# What to work on:
Your task is to reproduce word for word the lines running from the line containing "What's the underlying" to the line containing "What data populates this chart?", inclusive. Nothing else belongs in the answer.

# Record excerpts:
>>>

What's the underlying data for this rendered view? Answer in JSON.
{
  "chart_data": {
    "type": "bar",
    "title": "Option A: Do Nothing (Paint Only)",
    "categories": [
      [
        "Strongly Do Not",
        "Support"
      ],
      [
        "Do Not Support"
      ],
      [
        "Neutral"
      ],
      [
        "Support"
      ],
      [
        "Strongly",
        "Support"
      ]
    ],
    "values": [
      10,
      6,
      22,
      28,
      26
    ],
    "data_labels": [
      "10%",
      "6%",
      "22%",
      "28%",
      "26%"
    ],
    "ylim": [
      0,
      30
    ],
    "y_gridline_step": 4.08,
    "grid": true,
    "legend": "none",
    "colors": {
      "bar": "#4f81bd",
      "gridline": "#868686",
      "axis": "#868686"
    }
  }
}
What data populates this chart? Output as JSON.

<<<
>>>

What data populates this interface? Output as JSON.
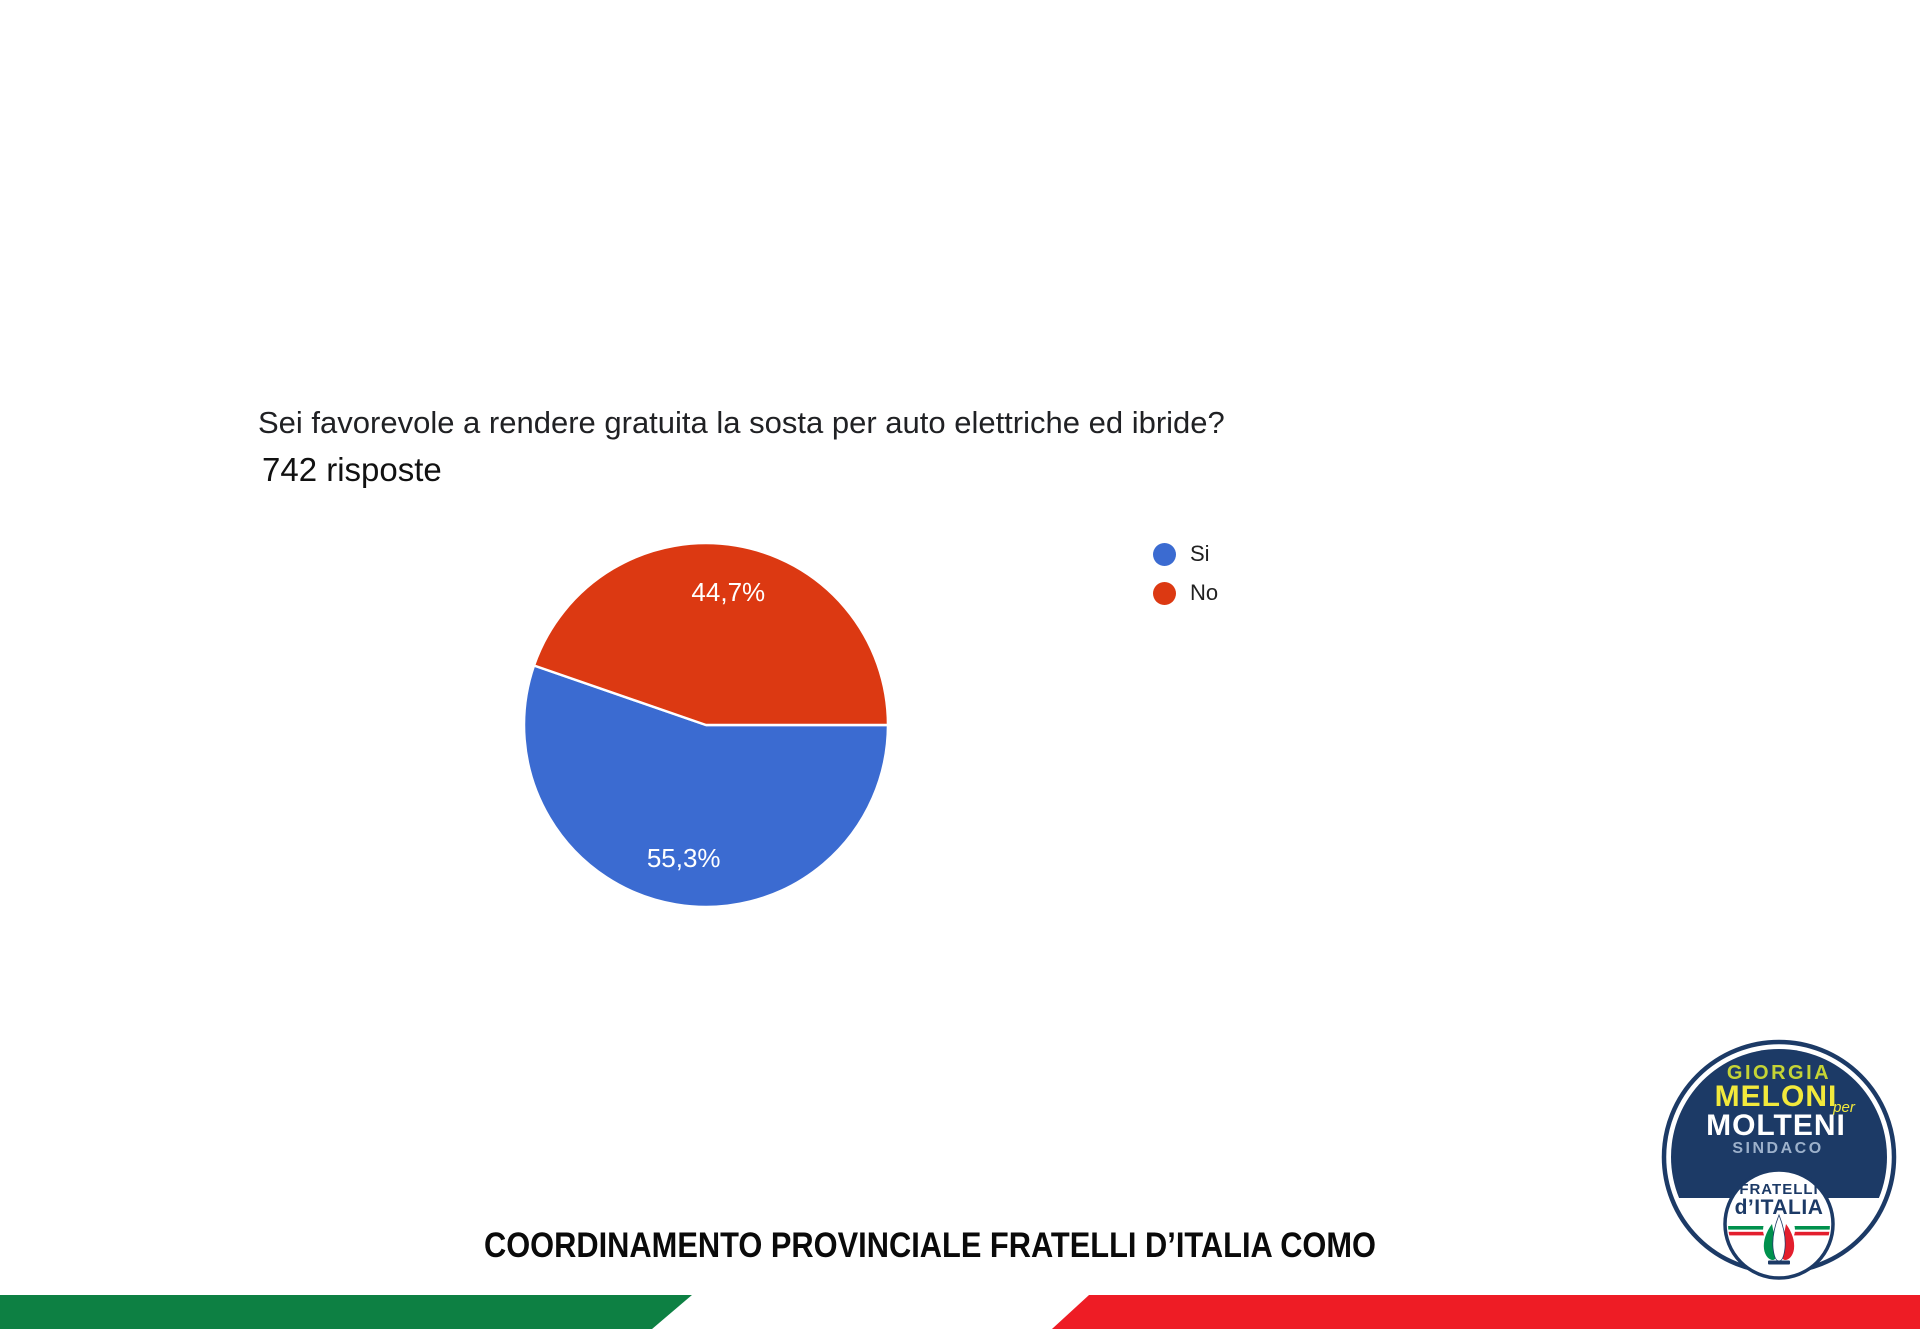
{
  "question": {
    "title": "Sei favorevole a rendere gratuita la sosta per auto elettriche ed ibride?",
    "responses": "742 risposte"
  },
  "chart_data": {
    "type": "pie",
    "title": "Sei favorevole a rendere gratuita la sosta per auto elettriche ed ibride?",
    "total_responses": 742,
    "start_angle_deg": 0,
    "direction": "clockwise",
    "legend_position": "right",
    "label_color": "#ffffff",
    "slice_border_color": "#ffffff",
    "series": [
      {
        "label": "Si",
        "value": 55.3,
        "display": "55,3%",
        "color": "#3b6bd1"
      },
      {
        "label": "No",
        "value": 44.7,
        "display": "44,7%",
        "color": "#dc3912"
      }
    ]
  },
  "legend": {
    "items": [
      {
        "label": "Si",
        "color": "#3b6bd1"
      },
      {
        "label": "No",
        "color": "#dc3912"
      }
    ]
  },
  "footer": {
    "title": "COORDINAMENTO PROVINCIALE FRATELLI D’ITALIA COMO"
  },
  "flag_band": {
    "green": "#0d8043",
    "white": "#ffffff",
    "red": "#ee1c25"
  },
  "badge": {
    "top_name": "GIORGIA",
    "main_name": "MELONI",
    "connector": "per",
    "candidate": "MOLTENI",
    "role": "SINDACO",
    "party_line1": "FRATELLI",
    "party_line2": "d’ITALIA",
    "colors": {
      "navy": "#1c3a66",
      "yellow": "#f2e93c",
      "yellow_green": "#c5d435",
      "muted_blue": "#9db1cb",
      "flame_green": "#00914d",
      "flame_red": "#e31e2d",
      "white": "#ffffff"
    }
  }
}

<<<

# Answer to this task:
What's the underlying data for this rendered view? Answer in JSON.
{
  "chart_data": {
    "type": "bar",
    "title": "Option A: Do Nothing (Paint Only)",
    "categories": [
      [
        "Strongly Do Not",
        "Support"
      ],
      [
        "Do Not Support"
      ],
      [
        "Neutral"
      ],
      [
        "Support"
      ],
      [
        "Strongly",
        "Support"
      ]
    ],
    "values": [
      10,
      6,
      22,
      28,
      26
    ],
    "data_labels": [
      "10%",
      "6%",
      "22%",
      "28%",
      "26%"
    ],
    "ylim": [
      0,
      30
    ],
    "y_gridline_step": 4.08,
    "grid": true,
    "legend": "none",
    "colors": {
      "bar": "#4f81bd",
      "gridline": "#868686",
      "axis": "#868686"
    }
  }
}
What data populates this chart? Output as JSON.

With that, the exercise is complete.